Excerpt provided =>
<<<<

Seven Locks

By-Laws

 

SEVEN LOCKS POOL, INC.
P.O. Box 34509
BETHESDA, MARYLAND  20827

--BY LAWS--

[Amended as of 5/26/96]

ARTICLE I - Name and Purpose

Section 1. The name of this organization shall be the Seven Locks Pool, Incorporated.

Section 2. The purpose of this Association is to promote the health and general welfare of its members through the construction, ownership and operation, on a non-profit basis, of a swimming pool other recreational facilities.

ARTICLE II - Qualifications for Membership

Section 1. The Association membership shall consist of family units residing in the North Bethesda community and nearby communities in Montgomery County, Maryland and the District of Columbia. A family unit shall consist of the head of a household and the resident members of the family and, upon approval by the Board of Directors, any other person permanently residing with the family.

Section 2. Each application for membership must be made in writing on a Membership Application Form, and must be presented to the Board for action at a regular or special meeting.

Section 3. An applicant shall not be admitted to membership except by the affirmative vote of a majority of the directors present at the meeting at which the application is acted upon or when accepted by the membership chairman who has been given this authority by said Board of Directors.

Section 4. The membership shall be limited to 350 family units. The membership fee for charter members shall be $350. All members who have submitted an application with deposit prior to May 15, 1963, and who have completed their payment of $350 prior to June 1, 1963, shall be considered charter members.  All new members after June 1, 1963, shall pay a membership fee of $400. Effective November 13, 1973 all members who joined prior to this date shall be assessed an additional $40 membership fee and all new members after this date shall pay a membership fee of $500. Effective November 28, 1979 all new members shall pay a membership fee of $600.00.

Section 5. A certificate of membership, in a form to be determined by the Board of Directors, shall be issued to each family unit.

Section 6. Upon withdrawal from membership in the Association, a member shall sell his membership to the Association at the price paid less unpaid dues and/or other sums owing to the Association, not exceeding the membership fee paid by any previous member plus the member's pro-rata share of any capital improvements made subsequent to his becoming a member. This

purchase from the member shall be effected only when there is an applicant for membership acceptable to the Board of Directors. If an acceptable applicant is not available to the Board of Directors, the member may seek a purchaser and sell his membership to such purchaser at a price not exceeding the price aforesaid, provided the purchaser is acceptable to the Board of Directors.

ARTICLE III - Inactive Members

Section 1. A member who is unable to utilize the facilities of the Association because of change of residence or otherwise, may upon written application and approval thereof by the Board of Directors retain his membership in the Association without payment of annual dues, provided that such inactive status shall not exceed four consecutive years unless extended by the Board.

Section 2. A limited number of temporary memberships may be offered to persons on the permanent membership waiting list in anticipation of regular membership during the current season. A temporary member may be required by the Board of Directors to accept a regular membership at any time that a vacancy shall occur in the regular membership. Temporary membership fees shall be set annually by a vote of the Board of Directors. Temporary members shall have no vote. Privileges are limited to the regular summer season -- Memorial Day through Labor Day.

>>>>

Data lines =>
<<<<

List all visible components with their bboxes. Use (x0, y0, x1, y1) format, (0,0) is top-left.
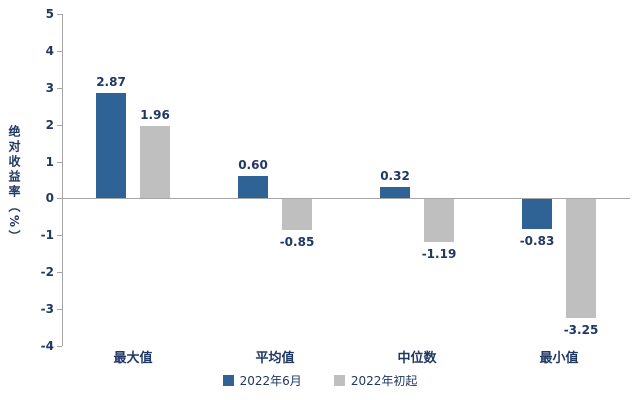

>>>>

Written request => From the Seven Locks Pool by-laws, retype word for word the passage starting at "Section 2. Each" and ending at "or special meeting.".

Final result =>
Section 2. Each application for membership must be made in writing on a Membership Application Form, and must be presented to the Board for action at a regular or special meeting.